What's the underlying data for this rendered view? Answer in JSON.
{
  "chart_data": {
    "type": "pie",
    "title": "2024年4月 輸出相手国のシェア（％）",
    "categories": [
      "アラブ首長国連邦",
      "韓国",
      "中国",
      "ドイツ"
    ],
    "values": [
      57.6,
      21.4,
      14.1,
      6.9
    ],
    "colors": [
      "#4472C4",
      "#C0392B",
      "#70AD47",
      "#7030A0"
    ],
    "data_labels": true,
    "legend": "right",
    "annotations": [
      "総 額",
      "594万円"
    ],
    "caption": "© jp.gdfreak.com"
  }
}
+---+
◆ Your task:
All records above must be set down exactly, please.

◆ Problem solution:
What's the underlying data for this rendered view? Answer in JSON.
{
  "chart_data": {
    "type": "pie",
    "title": "2024年4月 輸出相手国のシェア（％）",
    "categories": [
      "アラブ首長国連邦",
      "韓国",
      "中国",
      "ドイツ"
    ],
    "values": [
      57.6,
      21.4,
      14.1,
      6.9
    ],
    "colors": [
      "#4472C4",
      "#C0392B",
      "#70AD47",
      "#7030A0"
    ],
    "data_labels": true,
    "legend": "right",
    "annotations": [
      "総 額",
      "594万円"
    ],
    "caption": "© jp.gdfreak.com"
  }
}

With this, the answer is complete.